**Aim of the task**
Leave out any pictures and transcribe all other data below exactly.

── Records for the task

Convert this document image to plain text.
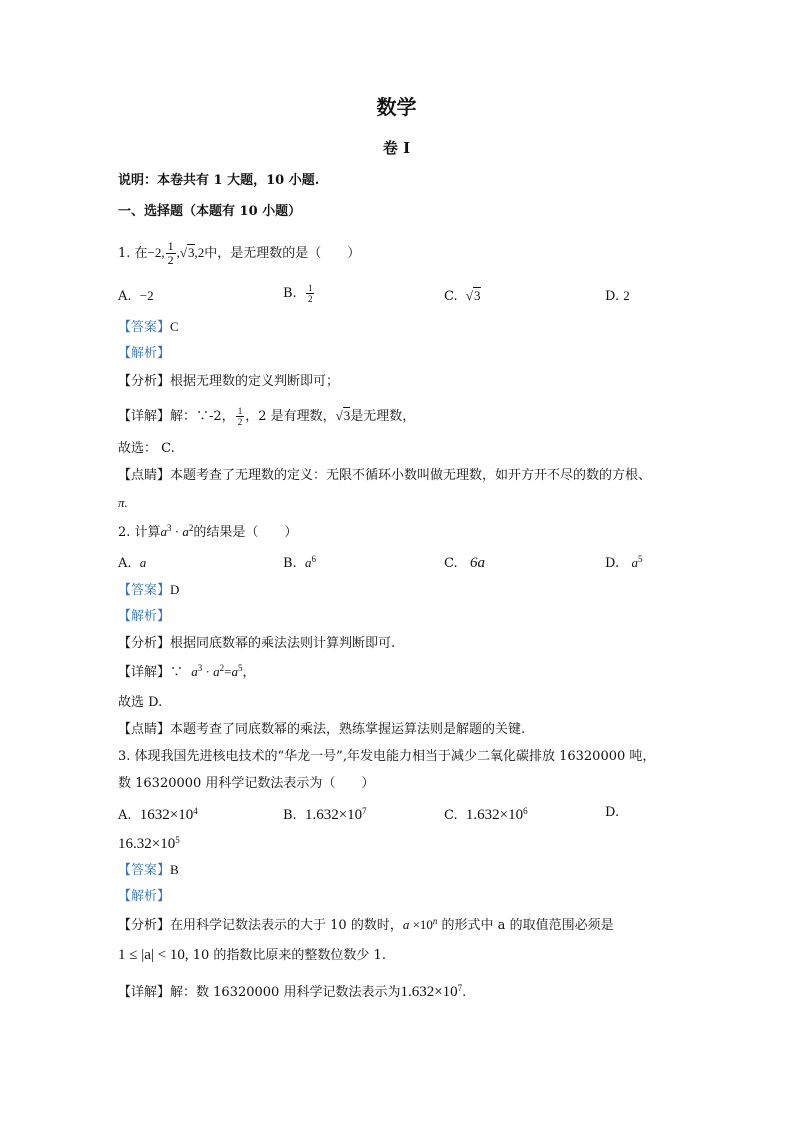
数学
卷 I
说明：本卷共有 1 大题，10 小题.
一、选择题（本题有 10 小题）
1. 在−2, $\frac{1}{2} ,√3,2$中，是无理数的是（　　）
A. −2	B. $\frac{1}{2}$	C. √3	D. 2
【答案】C
【解析】
【分析】根据无理数的定义判断即可；
【详解】解：∵-2， $\frac{1}{2}$ ，2 是有理数，√3是无理数，
故选： C.
【点睛】本题考查了无理数的定义：无限不循环小数叫做无理数，如开方开不尽的数的方根、
π.
2. 计算$a^3 \cdot a^2$的结果是（　　）
A. a	B. $a^6$	C. 6a	D. $a^5$
【答案】D
【解析】
【分析】根据同底数幂的乘法法则计算判断即可.
【详解】∵ $a^3 \cdot a^2=a^5$，
故选 D.
【点睛】本题考查了同底数幂的乘法，熟练掌握运算法则是解题的关键.
3. 体现我国先进核电技术的“华龙一号”,年发电能力相当于减少二氧化碳排放 16320000 吨，
数 16320000 用科学记数法表示为（　　）
A. $1632\times 10^4$	B. $1.632\times 10^7$	C. $1.632\times 10^6$	D.
$16.32\times 10^5$
【答案】B
【解析】
【分析】在用科学记数法表示的大于 10 的数时，$a \times 10^n$ 的形式中 a 的取值范围必须是
1 ≤ |a| < 10, 10 的指数比原来的整数位数少 1.
【详解】解：数 16320000 用科学记数法表示为$1.632\times 10^7$.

────

**Reply**
Convert this document image to plain text.
数学
卷 I
说明：本卷共有 1 大题，10 小题.
一、选择题（本题有 10 小题）
1. 在−2, $\frac{1}{2} ,√3,2$中，是无理数的是（　　）
A. −2	B. $\frac{1}{2}$	C. √3	D. 2
【答案】C
【解析】
【分析】根据无理数的定义判断即可；
【详解】解：∵-2， $\frac{1}{2}$ ，2 是有理数，√3是无理数，
故选： C.
【点睛】本题考查了无理数的定义：无限不循环小数叫做无理数，如开方开不尽的数的方根、
π.
2. 计算$a^3 \cdot a^2$的结果是（　　）
A. a	B. $a^6$	C. 6a	D. $a^5$
【答案】D
【解析】
【分析】根据同底数幂的乘法法则计算判断即可.
【详解】∵ $a^3 \cdot a^2=a^5$，
故选 D.
【点睛】本题考查了同底数幂的乘法，熟练掌握运算法则是解题的关键.
3. 体现我国先进核电技术的“华龙一号”,年发电能力相当于减少二氧化碳排放 16320000 吨，
数 16320000 用科学记数法表示为（　　）
A. $1632\times 10^4$	B. $1.632\times 10^7$	C. $1.632\times 10^6$	D.
$16.32\times 10^5$
【答案】B
【解析】
【分析】在用科学记数法表示的大于 10 的数时，$a \times 10^n$ 的形式中 a 的取值范围必须是
1 ≤ |a| < 10, 10 的指数比原来的整数位数少 1.
【详解】解：数 16320000 用科学记数法表示为$1.632\times 10^7$.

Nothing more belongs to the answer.